● **Prompt**: Tally the lines in the data that follows that include the word "JSON", and report nothing but the total.

● **Task material**:
:::
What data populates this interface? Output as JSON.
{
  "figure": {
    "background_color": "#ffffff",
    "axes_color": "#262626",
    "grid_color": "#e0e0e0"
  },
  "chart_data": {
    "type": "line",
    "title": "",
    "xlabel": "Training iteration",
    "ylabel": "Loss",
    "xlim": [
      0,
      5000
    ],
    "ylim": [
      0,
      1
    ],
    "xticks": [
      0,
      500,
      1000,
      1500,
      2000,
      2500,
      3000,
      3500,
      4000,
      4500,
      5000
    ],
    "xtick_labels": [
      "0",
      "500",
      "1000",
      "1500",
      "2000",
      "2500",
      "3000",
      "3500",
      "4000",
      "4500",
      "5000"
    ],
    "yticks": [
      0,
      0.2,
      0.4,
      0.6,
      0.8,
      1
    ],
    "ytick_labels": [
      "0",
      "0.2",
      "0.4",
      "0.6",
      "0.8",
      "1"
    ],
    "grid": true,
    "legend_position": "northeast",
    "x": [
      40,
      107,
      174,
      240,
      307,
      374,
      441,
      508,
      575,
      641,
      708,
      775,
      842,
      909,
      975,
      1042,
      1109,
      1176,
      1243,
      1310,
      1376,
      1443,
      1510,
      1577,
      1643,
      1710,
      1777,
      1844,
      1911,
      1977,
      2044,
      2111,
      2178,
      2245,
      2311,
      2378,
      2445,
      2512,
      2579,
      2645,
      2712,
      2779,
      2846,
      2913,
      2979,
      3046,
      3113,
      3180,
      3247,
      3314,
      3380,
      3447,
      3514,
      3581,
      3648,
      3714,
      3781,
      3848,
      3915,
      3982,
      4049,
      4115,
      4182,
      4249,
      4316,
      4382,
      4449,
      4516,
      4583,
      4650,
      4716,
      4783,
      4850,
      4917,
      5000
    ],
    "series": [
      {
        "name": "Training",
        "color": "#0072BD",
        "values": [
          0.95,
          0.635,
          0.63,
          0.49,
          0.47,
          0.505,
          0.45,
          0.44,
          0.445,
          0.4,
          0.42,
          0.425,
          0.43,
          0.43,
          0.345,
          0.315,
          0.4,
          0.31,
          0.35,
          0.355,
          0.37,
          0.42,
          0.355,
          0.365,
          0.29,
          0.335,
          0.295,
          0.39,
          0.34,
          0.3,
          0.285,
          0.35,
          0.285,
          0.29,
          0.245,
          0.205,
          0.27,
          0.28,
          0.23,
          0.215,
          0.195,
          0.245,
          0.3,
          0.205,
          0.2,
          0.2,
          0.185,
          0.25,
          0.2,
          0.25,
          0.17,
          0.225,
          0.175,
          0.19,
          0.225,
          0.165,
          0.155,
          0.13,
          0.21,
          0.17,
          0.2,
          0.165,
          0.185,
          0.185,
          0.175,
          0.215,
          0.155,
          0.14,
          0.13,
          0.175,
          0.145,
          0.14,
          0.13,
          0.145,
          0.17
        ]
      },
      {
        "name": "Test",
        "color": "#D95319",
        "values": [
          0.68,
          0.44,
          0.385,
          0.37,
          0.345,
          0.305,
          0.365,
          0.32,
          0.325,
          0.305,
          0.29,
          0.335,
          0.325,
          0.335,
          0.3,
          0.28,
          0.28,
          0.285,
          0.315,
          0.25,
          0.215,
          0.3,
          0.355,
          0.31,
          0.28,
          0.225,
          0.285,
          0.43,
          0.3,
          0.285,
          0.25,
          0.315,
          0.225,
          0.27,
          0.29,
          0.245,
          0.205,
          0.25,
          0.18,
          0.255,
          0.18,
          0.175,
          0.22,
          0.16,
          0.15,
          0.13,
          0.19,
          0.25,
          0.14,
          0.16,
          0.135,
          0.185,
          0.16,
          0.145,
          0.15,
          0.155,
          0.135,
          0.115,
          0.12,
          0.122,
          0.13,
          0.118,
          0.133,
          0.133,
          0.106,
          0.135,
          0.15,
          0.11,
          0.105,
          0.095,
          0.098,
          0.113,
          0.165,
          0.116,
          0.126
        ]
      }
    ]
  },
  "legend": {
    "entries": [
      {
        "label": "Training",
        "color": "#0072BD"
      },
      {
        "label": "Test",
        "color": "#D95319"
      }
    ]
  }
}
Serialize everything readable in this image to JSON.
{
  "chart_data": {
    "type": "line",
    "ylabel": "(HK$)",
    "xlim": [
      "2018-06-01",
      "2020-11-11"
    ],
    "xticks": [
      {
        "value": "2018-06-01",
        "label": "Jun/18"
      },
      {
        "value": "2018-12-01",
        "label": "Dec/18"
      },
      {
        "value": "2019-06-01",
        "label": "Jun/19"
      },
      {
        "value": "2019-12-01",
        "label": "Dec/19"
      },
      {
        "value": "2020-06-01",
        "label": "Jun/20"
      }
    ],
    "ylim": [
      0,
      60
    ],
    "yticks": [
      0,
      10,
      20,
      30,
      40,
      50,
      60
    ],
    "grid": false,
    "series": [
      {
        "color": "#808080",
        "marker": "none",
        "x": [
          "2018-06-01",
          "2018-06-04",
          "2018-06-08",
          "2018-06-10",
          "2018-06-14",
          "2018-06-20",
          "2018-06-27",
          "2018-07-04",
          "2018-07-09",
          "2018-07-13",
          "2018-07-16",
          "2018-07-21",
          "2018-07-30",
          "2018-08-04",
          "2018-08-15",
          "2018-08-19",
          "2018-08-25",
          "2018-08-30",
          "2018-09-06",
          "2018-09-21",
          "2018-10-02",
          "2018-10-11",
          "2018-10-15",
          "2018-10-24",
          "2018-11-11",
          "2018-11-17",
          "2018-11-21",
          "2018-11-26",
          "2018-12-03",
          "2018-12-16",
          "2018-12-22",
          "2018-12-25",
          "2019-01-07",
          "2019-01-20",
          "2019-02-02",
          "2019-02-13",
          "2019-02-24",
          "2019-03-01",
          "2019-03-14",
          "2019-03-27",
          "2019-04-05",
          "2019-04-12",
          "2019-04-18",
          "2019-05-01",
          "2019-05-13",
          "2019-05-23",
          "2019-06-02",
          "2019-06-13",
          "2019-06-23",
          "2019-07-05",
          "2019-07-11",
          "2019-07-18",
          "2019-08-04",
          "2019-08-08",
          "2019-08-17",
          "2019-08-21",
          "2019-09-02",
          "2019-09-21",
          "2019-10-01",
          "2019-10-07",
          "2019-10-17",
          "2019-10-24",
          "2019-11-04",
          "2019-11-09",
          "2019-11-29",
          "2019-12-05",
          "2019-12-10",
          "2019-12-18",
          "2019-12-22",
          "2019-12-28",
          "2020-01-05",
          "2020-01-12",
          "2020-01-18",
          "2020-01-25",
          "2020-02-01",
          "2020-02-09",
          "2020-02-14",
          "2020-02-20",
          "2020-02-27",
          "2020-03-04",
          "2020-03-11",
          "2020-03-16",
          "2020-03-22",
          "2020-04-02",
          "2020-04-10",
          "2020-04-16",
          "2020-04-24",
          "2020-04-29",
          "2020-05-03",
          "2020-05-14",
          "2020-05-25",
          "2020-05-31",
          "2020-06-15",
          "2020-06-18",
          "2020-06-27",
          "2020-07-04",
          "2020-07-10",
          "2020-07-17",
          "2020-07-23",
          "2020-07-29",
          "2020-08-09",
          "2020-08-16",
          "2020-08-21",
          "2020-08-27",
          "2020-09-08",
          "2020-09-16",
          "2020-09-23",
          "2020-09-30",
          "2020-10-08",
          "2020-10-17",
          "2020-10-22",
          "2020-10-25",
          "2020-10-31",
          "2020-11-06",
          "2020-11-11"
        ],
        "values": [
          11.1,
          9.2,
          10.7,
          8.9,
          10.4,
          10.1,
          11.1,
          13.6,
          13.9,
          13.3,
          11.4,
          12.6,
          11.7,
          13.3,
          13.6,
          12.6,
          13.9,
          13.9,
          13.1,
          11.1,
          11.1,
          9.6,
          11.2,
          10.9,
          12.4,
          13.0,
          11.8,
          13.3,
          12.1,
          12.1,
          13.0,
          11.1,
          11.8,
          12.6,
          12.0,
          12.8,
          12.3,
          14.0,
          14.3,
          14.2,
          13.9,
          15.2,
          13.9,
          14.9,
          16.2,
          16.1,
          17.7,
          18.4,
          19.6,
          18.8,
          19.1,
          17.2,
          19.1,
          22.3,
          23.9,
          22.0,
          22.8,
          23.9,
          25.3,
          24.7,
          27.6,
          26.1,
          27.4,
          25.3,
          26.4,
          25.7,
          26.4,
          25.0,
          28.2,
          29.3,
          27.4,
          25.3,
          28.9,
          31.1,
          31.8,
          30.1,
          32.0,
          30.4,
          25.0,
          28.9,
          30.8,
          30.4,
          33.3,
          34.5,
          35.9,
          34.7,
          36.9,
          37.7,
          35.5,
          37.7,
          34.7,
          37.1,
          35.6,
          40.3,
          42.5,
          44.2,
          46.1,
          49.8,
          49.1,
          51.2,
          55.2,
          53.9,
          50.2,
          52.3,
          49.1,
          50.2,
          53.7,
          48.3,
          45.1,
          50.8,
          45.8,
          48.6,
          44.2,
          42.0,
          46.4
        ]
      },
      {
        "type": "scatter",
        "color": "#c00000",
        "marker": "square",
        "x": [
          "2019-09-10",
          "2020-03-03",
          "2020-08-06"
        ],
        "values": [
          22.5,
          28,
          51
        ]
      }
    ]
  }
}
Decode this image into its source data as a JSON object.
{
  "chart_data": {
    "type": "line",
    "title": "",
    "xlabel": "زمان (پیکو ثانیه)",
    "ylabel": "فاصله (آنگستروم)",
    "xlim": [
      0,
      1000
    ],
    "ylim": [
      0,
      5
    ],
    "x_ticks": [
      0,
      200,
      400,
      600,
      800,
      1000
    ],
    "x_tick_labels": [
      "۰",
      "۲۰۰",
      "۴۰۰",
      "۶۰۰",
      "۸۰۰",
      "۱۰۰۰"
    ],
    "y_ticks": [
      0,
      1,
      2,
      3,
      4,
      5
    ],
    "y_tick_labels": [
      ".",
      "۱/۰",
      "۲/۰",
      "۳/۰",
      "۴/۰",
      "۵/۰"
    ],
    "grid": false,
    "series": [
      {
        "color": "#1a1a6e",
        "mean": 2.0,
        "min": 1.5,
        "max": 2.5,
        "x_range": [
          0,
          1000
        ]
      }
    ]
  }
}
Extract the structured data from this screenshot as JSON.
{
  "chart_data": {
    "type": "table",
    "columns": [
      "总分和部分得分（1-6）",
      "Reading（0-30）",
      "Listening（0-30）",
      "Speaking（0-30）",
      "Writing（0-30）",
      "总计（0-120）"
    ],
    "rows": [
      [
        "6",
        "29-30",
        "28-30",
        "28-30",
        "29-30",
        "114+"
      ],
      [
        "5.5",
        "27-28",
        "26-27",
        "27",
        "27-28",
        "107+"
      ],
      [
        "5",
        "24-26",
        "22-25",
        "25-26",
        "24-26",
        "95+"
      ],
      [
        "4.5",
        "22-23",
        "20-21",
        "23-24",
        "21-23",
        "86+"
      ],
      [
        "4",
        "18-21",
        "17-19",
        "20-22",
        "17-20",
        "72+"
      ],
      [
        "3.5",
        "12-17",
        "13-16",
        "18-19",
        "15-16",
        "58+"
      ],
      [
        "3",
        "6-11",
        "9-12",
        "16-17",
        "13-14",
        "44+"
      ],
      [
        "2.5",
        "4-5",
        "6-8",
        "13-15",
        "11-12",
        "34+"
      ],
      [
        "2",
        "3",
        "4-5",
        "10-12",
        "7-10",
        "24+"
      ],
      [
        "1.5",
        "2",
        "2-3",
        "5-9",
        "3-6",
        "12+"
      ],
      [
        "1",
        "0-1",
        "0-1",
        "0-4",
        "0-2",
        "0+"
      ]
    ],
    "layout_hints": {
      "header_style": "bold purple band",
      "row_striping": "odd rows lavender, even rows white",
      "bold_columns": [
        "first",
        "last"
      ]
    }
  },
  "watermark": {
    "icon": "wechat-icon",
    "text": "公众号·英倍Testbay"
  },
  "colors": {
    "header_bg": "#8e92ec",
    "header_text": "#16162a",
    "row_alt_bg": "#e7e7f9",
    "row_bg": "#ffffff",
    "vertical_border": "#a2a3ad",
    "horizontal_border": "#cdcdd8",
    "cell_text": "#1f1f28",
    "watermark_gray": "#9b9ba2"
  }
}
:::
● **Finished answer**: 4